─── AVAILABLE RECORDS ───

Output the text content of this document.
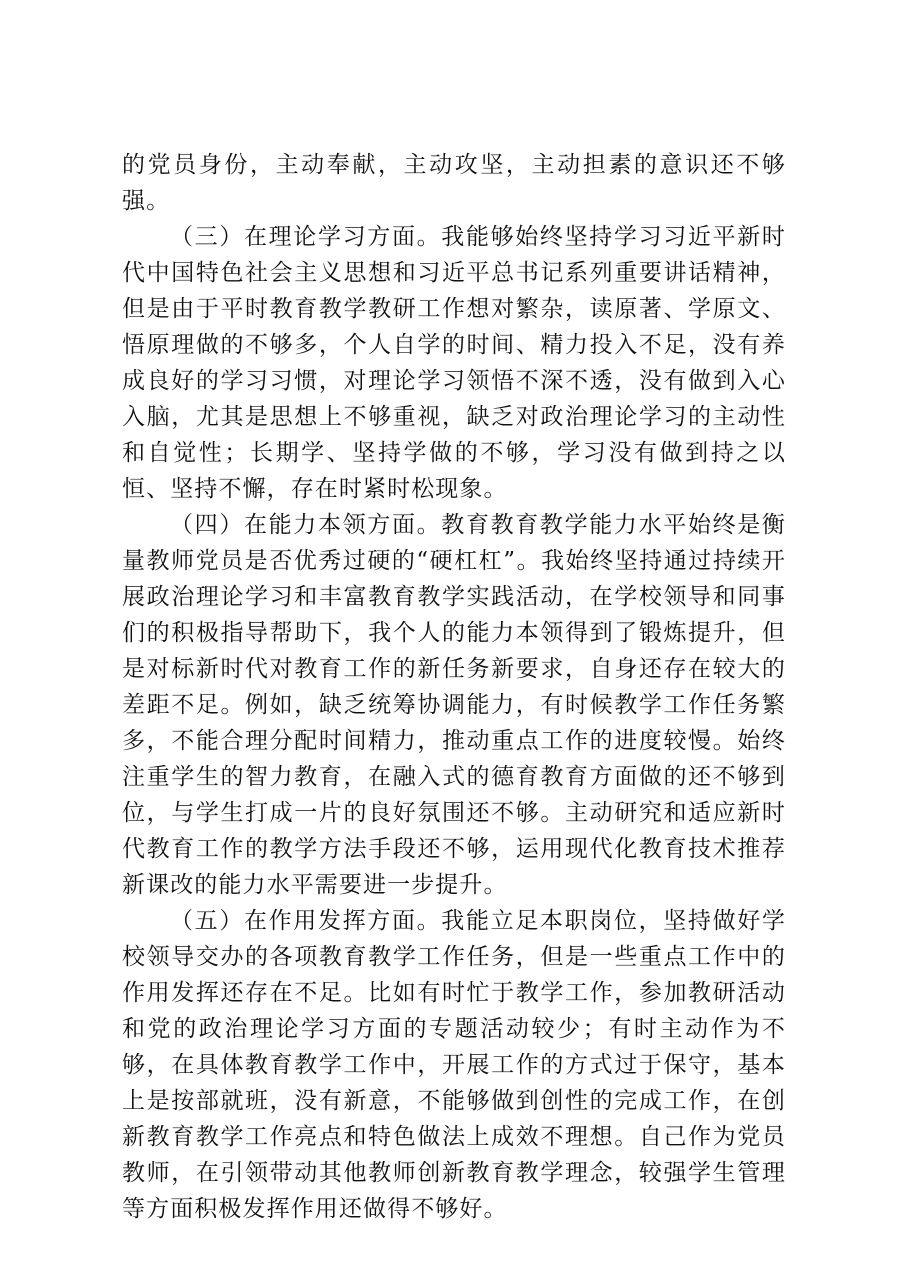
的党员身份，主动奉献，主动攻坚，主动担素的意识还不够强。

（三）在理论学习方面。我能够始终坚持学习习近平新时代中国特色社会主义思想和习近平总书记系列重要讲话精神，但是由于平时教育教学教研工作想对繁杂，读原著、学原文、悟原理做的不够多，个人自学的时间、精力投入不足，没有养成良好的学习习惯，对理论学习领悟不深不透，没有做到入心入脑，尤其是思想上不够重视，缺乏对政治理论学习的主动性和自觉性；长期学、坚持学做的不够，学习没有做到持之以恒、坚持不懈，存在时紧时松现象。

（四）在能力本领方面。教育教育教学能力水平始终是衡量教师党员是否优秀过硬的“硬杠杠”。我始终坚持通过持续开展政治理论学习和丰富教育教学实践活动，在学校领导和同事们的积极指导帮助下，我个人的能力本领得到了锻炼提升，但是对标新时代对教育工作的新任务新要求，自身还存在较大的差距不足。例如，缺乏统筹协调能力，有时候教学工作任务繁多，不能合理分配时间精力，推动重点工作的进度较慢。始终注重学生的智力教育，在融入式的德育教育方面做的还不够到位，与学生打成一片的良好氛围还不够。主动研究和适应新时代教育工作的教学方法手段还不够，运用现代化教育技术推荐新课改的能力水平需要进一步提升。

（五）在作用发挥方面。我能立足本职岗位，坚持做好学校领导交办的各项教育教学工作任务，但是一些重点工作中的作用发挥还存在不足。比如有时忙于教学工作，参加教研活动和党的政治理论学习方面的专题活动较少；有时主动作为不够，在具体教育教学工作中，开展工作的方式过于保守，基本上是按部就班，没有新意，不能够做到创性的完成工作，在创新教育教学工作亮点和特色做法上成效不理想。自己作为党员教师，在引领带动其他教师创新教育教学理念，较强学生管理等方面积极发挥作用还做得不够好。
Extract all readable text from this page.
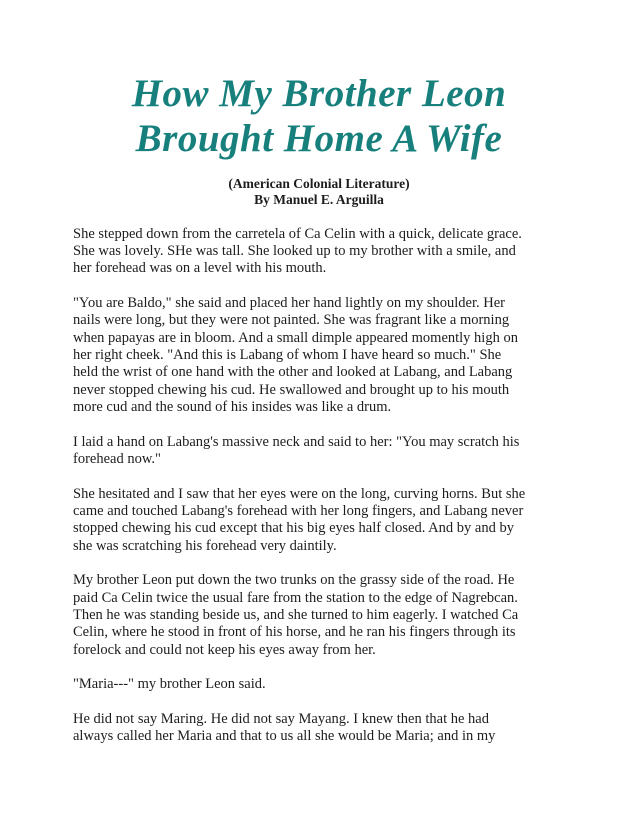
How My Brother Leon
Brought Home A Wife
(American Colonial Literature)
By Manuel E. Arguilla

She stepped down from the carretela of Ca Celin with a quick, delicate grace.
She was lovely. SHe was tall. She looked up to my brother with a smile, and
her forehead was on a level with his mouth.

"You are Baldo," she said and placed her hand lightly on my shoulder. Her
nails were long, but they were not painted. She was fragrant like a morning
when papayas are in bloom. And a small dimple appeared momently high on
her right cheek. "And this is Labang of whom I have heard so much." She
held the wrist of one hand with the other and looked at Labang, and Labang
never stopped chewing his cud. He swallowed and brought up to his mouth
more cud and the sound of his insides was like a drum.

I laid a hand on Labang's massive neck and said to her: "You may scratch his
forehead now."

She hesitated and I saw that her eyes were on the long, curving horns. But she
came and touched Labang's forehead with her long fingers, and Labang never
stopped chewing his cud except that his big eyes half closed. And by and by
she was scratching his forehead very daintily.

My brother Leon put down the two trunks on the grassy side of the road. He
paid Ca Celin twice the usual fare from the station to the edge of Nagrebcan.
Then he was standing beside us, and she turned to him eagerly. I watched Ca
Celin, where he stood in front of his horse, and he ran his fingers through its
forelock and could not keep his eyes away from her.

"Maria---" my brother Leon said.

He did not say Maring. He did not say Mayang. I knew then that he had
always called her Maria and that to us all she would be Maria; and in my
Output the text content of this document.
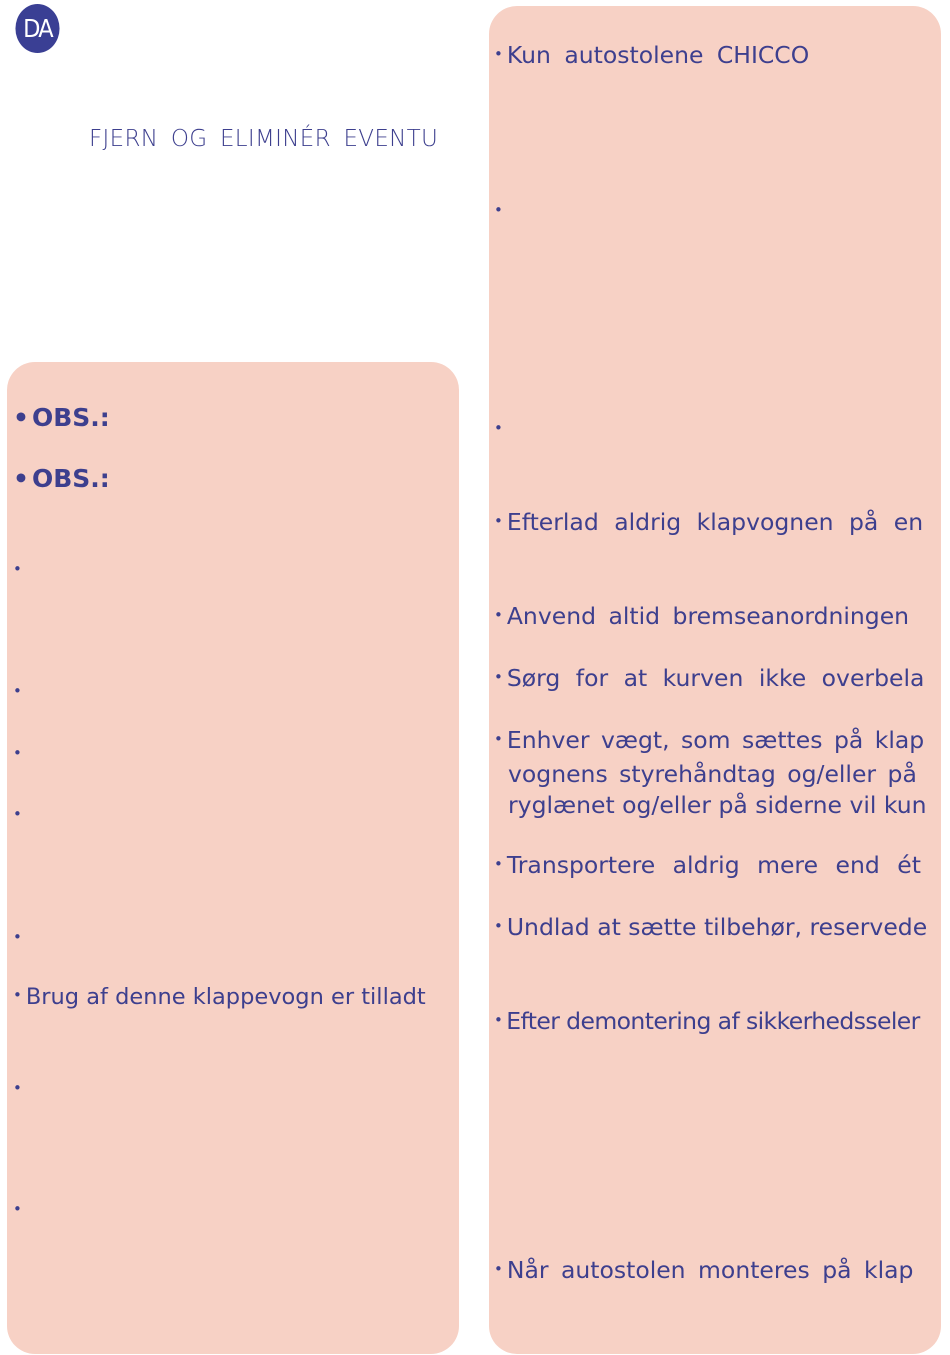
DA
FJERN OG ELIMINÉR EVENTU
• OBS.:
• OBS.:
•
•
•
•
•
• Brug af denne klappevogn er tilladt
•
•
• Kun autostolene CHICCO
•
•
• Efterlad aldrig klapvognen på en
• Anvend altid bremseanordningen
• Sørg for at kurven ikke overbela
• Enhver vægt, som sættes på klap
vognens styrehåndtag og/eller på
ryglænet og/eller på siderne vil kun
• Transportere aldrig mere end ét
• Undlad at sætte tilbehør, reservede
• Efter demontering af sikkerhedsseler
• Når autostolen monteres på klap
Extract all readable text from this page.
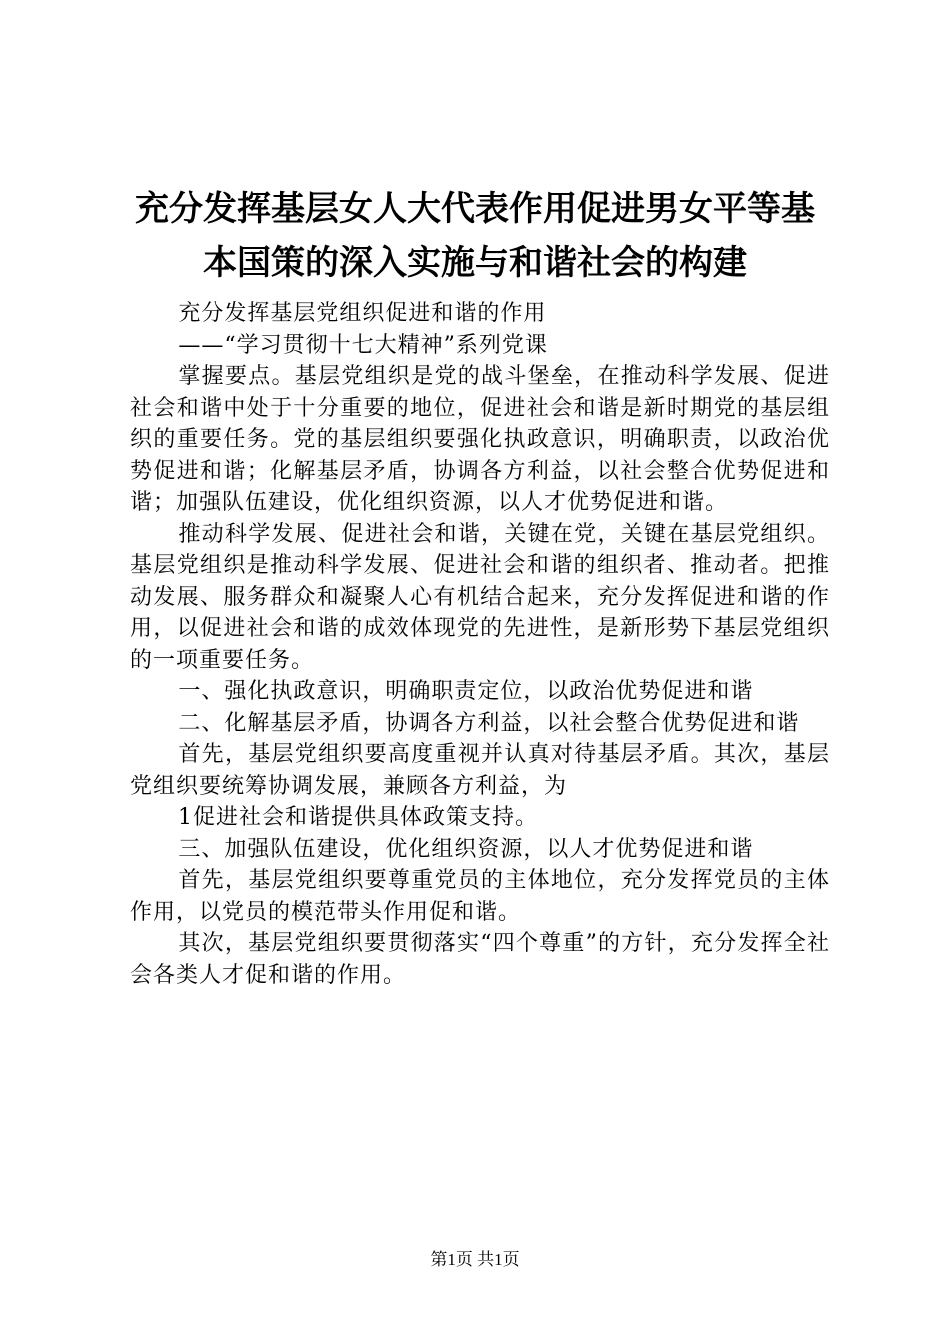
充分发挥基层女人大代表作用促进男女平等基
本国策的深入实施与和谐社会的构建

充分发挥基层党组织促进和谐的作用

——“学习贯彻十七大精神”系列党课

掌握要点。基层党组织是党的战斗堡垒，在推动科学发展、促进社会和谐中处于十分重要的地位，促进社会和谐是新时期党的基层组织的重要任务。党的基层组织要强化执政意识，明确职责，以政治优势促进和谐；化解基层矛盾，协调各方利益，以社会整合优势促进和谐；加强队伍建设，优化组织资源，以人才优势促进和谐。

推动科学发展、促进社会和谐，关键在党，关键在基层党组织。基层党组织是推动科学发展、促进社会和谐的组织者、推动者。把推动发展、服务群众和凝聚人心有机结合起来，充分发挥促进和谐的作用，以促进社会和谐的成效体现党的先进性，是新形势下基层党组织的一项重要任务。

一、强化执政意识，明确职责定位，以政治优势促进和谐

二、化解基层矛盾，协调各方利益，以社会整合优势促进和谐

首先，基层党组织要高度重视并认真对待基层矛盾。其次，基层党组织要统筹协调发展，兼顾各方利益，为

1促进社会和谐提供具体政策支持。

三、加强队伍建设，优化组织资源，以人才优势促进和谐

首先，基层党组织要尊重党员的主体地位，充分发挥党员的主体作用，以党员的模范带头作用促和谐。

其次，基层党组织要贯彻落实“四个尊重”的方针，充分发挥全社会各类人才促和谐的作用。

第1页 共1页
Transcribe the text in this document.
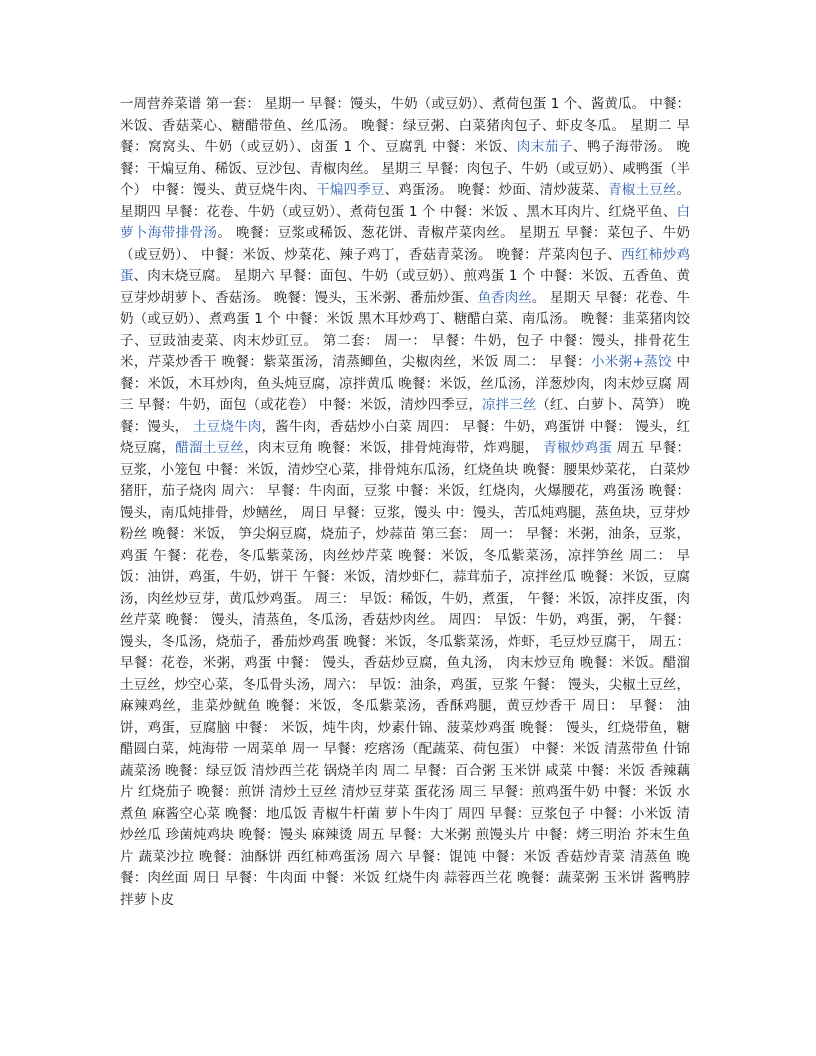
一周营养菜谱 第一套： 星期一 早餐：馒头，牛奶（或豆奶）、煮荷包蛋 1 个、酱黄瓜。 中餐：米饭、香菇菜心、糖醋带鱼、丝瓜汤。 晚餐：绿豆粥、白菜猪肉包子、虾皮冬瓜。 星期二 早餐：窝窝头、牛奶（或豆奶）、卤蛋 1 个、豆腐乳 中餐：米饭、肉末茄子、鸭子海带汤。 晚餐：干煸豆角、稀饭、豆沙包、青椒肉丝。 星期三 早餐：肉包子、牛奶（或豆奶）、咸鸭蛋（半个） 中餐：馒头、黄豆烧牛肉、干煸四季豆、鸡蛋汤。 晚餐：炒面、清炒菠菜、青椒土豆丝。 星期四 早餐：花卷、牛奶（或豆奶）、煮荷包蛋 1 个 中餐：米饭 、黑木耳肉片、红烧平鱼、白萝卜海带排骨汤。 晚餐：豆浆或稀饭、葱花饼、青椒芹菜肉丝。 星期五 早餐：菜包子、牛奶（或豆奶）、 中餐：米饭、炒菜花、辣子鸡丁，香菇青菜汤。 晚餐：芹菜肉包子、西红柿炒鸡蛋、肉末烧豆腐。 星期六 早餐：面包、牛奶（或豆奶）、煎鸡蛋 1 个 中餐：米饭、五香鱼、黄豆芽炒胡萝卜、香菇汤。 晚餐：馒头，玉米粥、番茄炒蛋、鱼香肉丝。 星期天 早餐：花卷、牛奶（或豆奶）、煮鸡蛋 1 个 中餐：米饭 黑木耳炒鸡丁、糖醋白菜、南瓜汤。 晚餐：韭菜猪肉饺子、豆豉油麦菜、肉末炒豇豆。 第二套： 周一： 早餐：牛奶，包子 中餐：馒头，排骨花生米，芹菜炒香干 晚餐：紫菜蛋汤，清蒸鲫鱼，尖椒肉丝，米饭 周二： 早餐：小米粥+蒸饺 中餐：米饭，木耳炒肉，鱼头炖豆腐，凉拌黄瓜 晚餐：米饭，丝瓜汤，洋葱炒肉，肉末炒豆腐 周三 早餐：牛奶，面包（或花卷） 中餐：米饭，清炒四季豆，凉拌三丝（红、白萝卜、莴笋） 晚餐：馒头， 土豆烧牛肉，酱牛肉，香菇炒小白菜 周四： 早餐：牛奶，鸡蛋饼 中餐： 馒头，红烧豆腐，醋溜土豆丝，肉末豆角 晚餐：米饭，排骨炖海带，炸鸡腿， 青椒炒鸡蛋 周五 早餐：豆浆，小笼包 中餐：米饭，清炒空心菜，排骨炖东瓜汤，红烧鱼块 晚餐：腰果炒菜花， 白菜炒猪肝，茄子烧肉 周六： 早餐：牛肉面，豆浆 中餐：米饭，红烧肉，火爆腰花，鸡蛋汤 晚餐：馒头，南瓜炖排骨，炒鳝丝， 周日 早餐：豆浆，馒头 中：馒头，苦瓜炖鸡腿，蒸鱼块，豆芽炒粉丝 晚餐：米饭， 笋尖焖豆腐，烧茄子，炒蒜苗 第三套： 周一： 早餐：米粥，油条，豆浆，鸡蛋 午餐：花卷，冬瓜紫菜汤，肉丝炒芹菜 晚餐：米饭，冬瓜紫菜汤，凉拌笋丝 周二： 早饭：油饼，鸡蛋，牛奶，饼干 午餐：米饭，清炒虾仁，蒜茸茄子，凉拌丝瓜 晚餐：米饭，豆腐汤，肉丝炒豆芽，黄瓜炒鸡蛋。 周三： 早饭：稀饭，牛奶，煮蛋， 午餐：米饭，凉拌皮蛋，肉丝芹菜 晚餐： 馒头，清蒸鱼，冬瓜汤，香菇炒肉丝。 周四： 早饭：牛奶，鸡蛋，粥， 午餐：馒头，冬瓜汤，烧茄子，番茄炒鸡蛋 晚餐：米饭，冬瓜紫菜汤，炸虾，毛豆炒豆腐干， 周五： 早餐：花卷，米粥，鸡蛋 中餐： 馒头，香菇炒豆腐，鱼丸汤， 肉末炒豆角 晚餐：米饭。醋溜土豆丝，炒空心菜，冬瓜骨头汤，周六： 早饭：油条，鸡蛋，豆浆 午餐： 馒头，尖椒土豆丝，麻辣鸡丝，韭菜炒鱿鱼 晚餐：米饭，冬瓜紫菜汤，香酥鸡腿，黄豆炒香干 周日： 早餐： 油饼，鸡蛋，豆腐脑 中餐： 米饭，炖牛肉，炒素什锦、菠菜炒鸡蛋 晚餐： 馒头，红烧带鱼，糖醋圆白菜，炖海带 一周菜单 周一 早餐：疙瘩汤（配蔬菜、荷包蛋） 中餐：米饭 清蒸带鱼 什锦蔬菜汤 晚餐：绿豆饭 清炒西兰花 锅烧羊肉 周二 早餐：百合粥 玉米饼 咸菜 中餐：米饭 香辣藕片 红烧茄子 晚餐：煎饼 清炒土豆丝 清炒豆芽菜 蛋花汤 周三 早餐：煎鸡蛋牛奶 中餐：米饭 水煮鱼 麻酱空心菜 晚餐：地瓜饭 青椒牛杆菌 萝卜牛肉丁 周四 早餐：豆浆包子 中餐：小米饭 清炒丝瓜 珍菌炖鸡块 晚餐：馒头 麻辣烫 周五 早餐：大米粥 煎馒头片 中餐：烤三明治 芥末生鱼片 蔬菜沙拉 晚餐：油酥饼 西红柿鸡蛋汤 周六 早餐：馄饨 中餐：米饭 香菇炒青菜 清蒸鱼 晚餐：肉丝面 周日 早餐：牛肉面 中餐：米饭 红烧牛肉 蒜蓉西兰花 晚餐：蔬菜粥 玉米饼 酱鸭脖 拌萝卜皮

───

● PROBLEM TO WORK ON: Copy out each line of the material that holds the word "Labang".

● TASK OUTPUT:
her right cheek. "And this is Labang of whom I have heard so much." She
held the wrist of one hand with the other and looked at Labang, and Labang
I laid a hand on Labang's massive neck and said to her: "You may scratch his
came and touched Labang's forehead with her long fingers, and Labang never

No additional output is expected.